Excerpted data:

..........

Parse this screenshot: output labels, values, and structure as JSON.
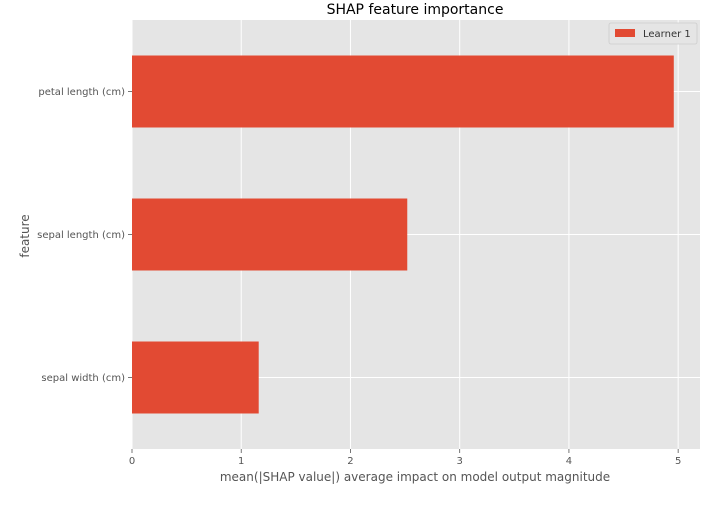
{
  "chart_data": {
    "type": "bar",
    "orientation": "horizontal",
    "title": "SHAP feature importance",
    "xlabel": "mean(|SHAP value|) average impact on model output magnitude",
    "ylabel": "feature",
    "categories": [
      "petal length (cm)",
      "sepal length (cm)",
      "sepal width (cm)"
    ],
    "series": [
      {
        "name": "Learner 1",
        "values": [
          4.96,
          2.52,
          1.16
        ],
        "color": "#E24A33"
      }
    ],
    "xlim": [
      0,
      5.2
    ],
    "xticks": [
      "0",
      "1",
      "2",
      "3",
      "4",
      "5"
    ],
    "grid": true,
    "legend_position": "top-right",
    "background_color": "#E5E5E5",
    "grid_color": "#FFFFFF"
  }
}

..........

Task details: Output the entries above exactly. Drop the pictures.

Task response:
Parse this screenshot: output labels, values, and structure as JSON.
{
  "chart_data": {
    "type": "bar",
    "orientation": "horizontal",
    "title": "SHAP feature importance",
    "xlabel": "mean(|SHAP value|) average impact on model output magnitude",
    "ylabel": "feature",
    "categories": [
      "petal length (cm)",
      "sepal length (cm)",
      "sepal width (cm)"
    ],
    "series": [
      {
        "name": "Learner 1",
        "values": [
          4.96,
          2.52,
          1.16
        ],
        "color": "#E24A33"
      }
    ],
    "xlim": [
      0,
      5.2
    ],
    "xticks": [
      "0",
      "1",
      "2",
      "3",
      "4",
      "5"
    ],
    "grid": true,
    "legend_position": "top-right",
    "background_color": "#E5E5E5",
    "grid_color": "#FFFFFF"
  }
}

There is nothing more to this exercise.